### TASK PROMPT
From the text on population growth and environmental impacts, quote the part that opens with the words containing "Preston also notes" and closes with "protected (Preston, 1996).".

Start of EXTRACTED TEXT

Preston also emphasizes that one must look at the relationship between population growth and environmental impacts not only on a biological level but on a social level because human beings have a high propensity to be innovative and mitigate such impacts. Through the impact of social institutions that govern ownership and access to natural resources, environmental degradation is not a necessary outcome of population growth. Michael Mortimore (1993) demonstrated this in his analysis of environmental change in northern Nigeria. He found no evidence of soil deterioration during the period from 1977 to 1990 in a densely settled agrarian zone of rapid population growth. He concluded that sustainable resource management by smallholders was compatible with high population density and population growth (Preston, 1994).
Preston also notes the role of social institutions in affecting the effect of population growth on the environmental by comparing forest resources in China and Japan. This same comparison is made in his article The effect of population growth on environmental quality (1996). He points out that the weak administrative structure in China resulted in peasants clearing tracts of forests to pursue short-term solutions to population pressure. Conversely, in Japan when increased demands for timber were felt, the imperial government of the 17th century limited extensive forest clearing. Thus, while much of China is now deforested, much of Japans land has been protected (Preston, 1996).

End of EXTRACTED TEXT
Start of EXCERPTED DATA

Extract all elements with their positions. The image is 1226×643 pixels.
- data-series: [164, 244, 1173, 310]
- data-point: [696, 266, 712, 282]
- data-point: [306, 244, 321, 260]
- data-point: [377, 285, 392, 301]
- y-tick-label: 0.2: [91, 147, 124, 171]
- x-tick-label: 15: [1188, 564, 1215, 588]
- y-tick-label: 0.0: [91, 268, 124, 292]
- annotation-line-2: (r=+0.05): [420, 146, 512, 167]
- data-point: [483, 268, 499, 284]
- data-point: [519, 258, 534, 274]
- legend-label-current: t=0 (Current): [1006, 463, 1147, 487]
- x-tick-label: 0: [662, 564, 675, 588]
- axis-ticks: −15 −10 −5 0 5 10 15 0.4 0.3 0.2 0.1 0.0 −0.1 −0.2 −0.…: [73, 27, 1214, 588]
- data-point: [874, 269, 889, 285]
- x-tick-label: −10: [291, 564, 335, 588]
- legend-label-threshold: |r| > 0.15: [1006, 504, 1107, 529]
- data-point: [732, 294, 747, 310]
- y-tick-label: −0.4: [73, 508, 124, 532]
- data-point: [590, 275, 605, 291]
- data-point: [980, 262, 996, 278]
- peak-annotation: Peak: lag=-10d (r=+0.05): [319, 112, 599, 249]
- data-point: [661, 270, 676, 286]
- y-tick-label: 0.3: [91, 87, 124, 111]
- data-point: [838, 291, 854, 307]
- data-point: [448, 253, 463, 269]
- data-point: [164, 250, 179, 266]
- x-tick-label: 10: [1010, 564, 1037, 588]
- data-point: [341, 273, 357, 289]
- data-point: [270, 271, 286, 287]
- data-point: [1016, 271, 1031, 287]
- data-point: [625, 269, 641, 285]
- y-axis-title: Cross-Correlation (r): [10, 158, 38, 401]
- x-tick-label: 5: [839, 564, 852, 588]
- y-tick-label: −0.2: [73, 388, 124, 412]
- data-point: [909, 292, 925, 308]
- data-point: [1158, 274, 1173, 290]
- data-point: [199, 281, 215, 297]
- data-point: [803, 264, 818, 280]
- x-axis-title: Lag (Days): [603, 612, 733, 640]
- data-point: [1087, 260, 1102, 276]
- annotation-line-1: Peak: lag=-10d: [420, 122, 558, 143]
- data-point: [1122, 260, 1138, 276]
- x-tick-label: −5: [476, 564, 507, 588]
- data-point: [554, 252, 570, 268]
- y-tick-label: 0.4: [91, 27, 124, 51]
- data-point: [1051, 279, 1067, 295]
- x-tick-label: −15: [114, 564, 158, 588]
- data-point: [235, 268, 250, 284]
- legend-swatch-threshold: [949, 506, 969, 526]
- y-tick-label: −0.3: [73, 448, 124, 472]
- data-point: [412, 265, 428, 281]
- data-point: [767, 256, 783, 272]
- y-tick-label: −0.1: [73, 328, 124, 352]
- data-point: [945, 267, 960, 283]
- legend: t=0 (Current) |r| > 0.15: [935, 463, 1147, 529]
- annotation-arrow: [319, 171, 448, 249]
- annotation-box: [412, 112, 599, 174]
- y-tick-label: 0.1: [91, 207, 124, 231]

End of EXCERPTED DATA

### RESULT FOR THIS TASK
Preston also notes the role of social institutions in affecting the effect of population growth on the environmental by comparing forest resources in China and Japan. This same comparison is made in his article The effect of population growth on environmental quality (1996). He points out that the weak administrative structure in China resulted in peasants clearing tracts of forests to pursue short-term solutions to population pressure. Conversely, in Japan when increased demands for timber were felt, the imperial government of the 17th century limited extensive forest clearing. Thus, while much of China is now deforested, much of Japans land has been protected (Preston, 1996).